→ **Request**: Within the records that follow, find every line containing the string "mikä". Copy those lines.

>> Begin Material shown

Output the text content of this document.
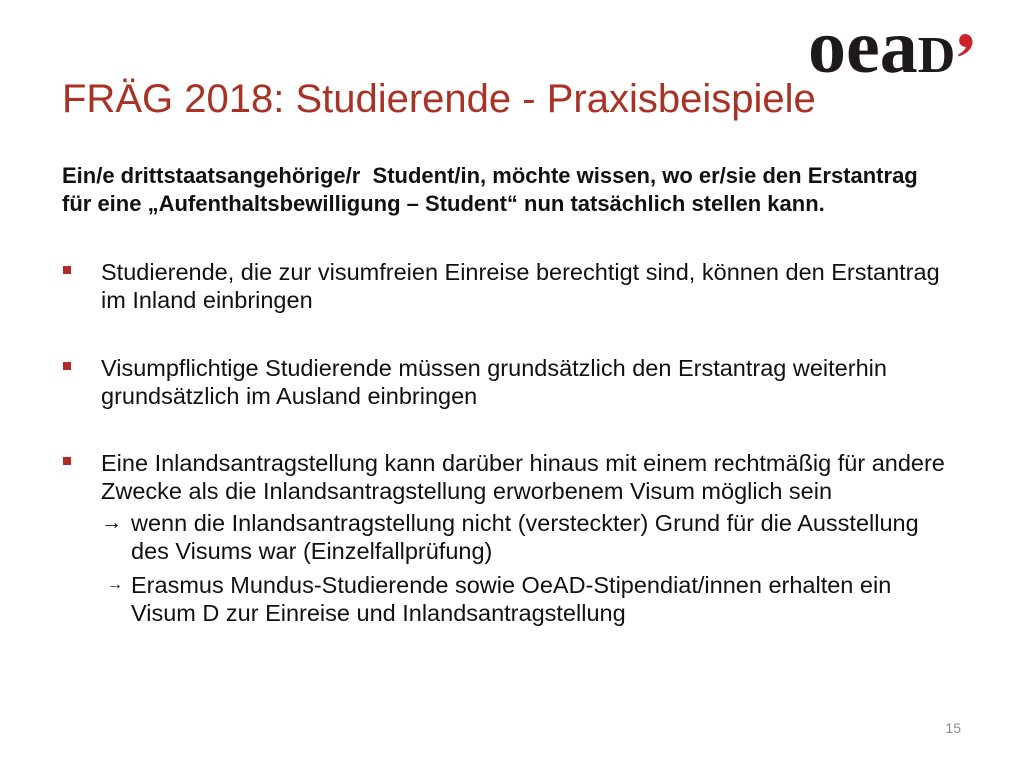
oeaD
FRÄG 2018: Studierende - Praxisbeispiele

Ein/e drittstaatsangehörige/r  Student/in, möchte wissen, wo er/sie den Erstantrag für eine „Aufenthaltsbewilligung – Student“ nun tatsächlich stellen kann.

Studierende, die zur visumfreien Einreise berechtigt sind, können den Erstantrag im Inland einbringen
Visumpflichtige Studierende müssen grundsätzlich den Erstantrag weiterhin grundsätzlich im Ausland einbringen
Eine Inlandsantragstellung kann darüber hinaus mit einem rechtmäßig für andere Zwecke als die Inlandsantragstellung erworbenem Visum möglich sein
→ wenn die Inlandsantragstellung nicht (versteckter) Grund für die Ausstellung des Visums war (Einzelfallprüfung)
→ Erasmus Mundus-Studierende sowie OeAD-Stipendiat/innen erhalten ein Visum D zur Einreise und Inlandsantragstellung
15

>> End Material shown
>> Begin Material shown

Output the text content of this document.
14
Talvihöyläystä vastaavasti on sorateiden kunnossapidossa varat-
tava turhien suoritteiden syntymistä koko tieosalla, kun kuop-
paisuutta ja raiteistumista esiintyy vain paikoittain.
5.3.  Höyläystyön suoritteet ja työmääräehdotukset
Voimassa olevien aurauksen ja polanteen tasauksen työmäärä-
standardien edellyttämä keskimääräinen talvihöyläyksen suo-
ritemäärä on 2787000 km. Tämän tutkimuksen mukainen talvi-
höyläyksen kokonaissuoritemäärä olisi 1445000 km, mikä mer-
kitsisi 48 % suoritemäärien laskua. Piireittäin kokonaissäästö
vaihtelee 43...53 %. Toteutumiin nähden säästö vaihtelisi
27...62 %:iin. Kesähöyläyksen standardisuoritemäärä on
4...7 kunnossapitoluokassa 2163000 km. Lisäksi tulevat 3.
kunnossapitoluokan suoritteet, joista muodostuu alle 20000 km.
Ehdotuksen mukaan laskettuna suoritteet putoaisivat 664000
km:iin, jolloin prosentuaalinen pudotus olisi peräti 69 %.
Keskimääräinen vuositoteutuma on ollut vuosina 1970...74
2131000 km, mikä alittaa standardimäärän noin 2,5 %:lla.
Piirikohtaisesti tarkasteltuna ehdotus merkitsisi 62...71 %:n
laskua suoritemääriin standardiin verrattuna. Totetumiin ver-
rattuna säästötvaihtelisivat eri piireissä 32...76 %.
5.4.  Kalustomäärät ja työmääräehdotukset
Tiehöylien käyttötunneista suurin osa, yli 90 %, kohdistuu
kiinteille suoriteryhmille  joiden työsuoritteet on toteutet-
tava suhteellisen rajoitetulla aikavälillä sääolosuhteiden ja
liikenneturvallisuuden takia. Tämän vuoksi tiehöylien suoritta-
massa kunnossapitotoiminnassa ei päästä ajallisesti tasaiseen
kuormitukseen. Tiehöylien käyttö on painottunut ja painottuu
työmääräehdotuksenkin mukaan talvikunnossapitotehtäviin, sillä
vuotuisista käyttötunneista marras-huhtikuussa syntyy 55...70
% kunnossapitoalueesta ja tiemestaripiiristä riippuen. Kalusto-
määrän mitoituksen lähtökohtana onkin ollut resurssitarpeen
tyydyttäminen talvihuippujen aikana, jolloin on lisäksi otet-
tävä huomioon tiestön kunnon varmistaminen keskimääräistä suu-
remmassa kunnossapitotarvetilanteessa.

>> End Material shown

→ **Answer to the exercise**:
höyläyksen kokonaissuoritemäärä olisi 1445000 km, mikä mer-
2131000 km, mikä alittaa standardimäärän noin 2,5 %:lla.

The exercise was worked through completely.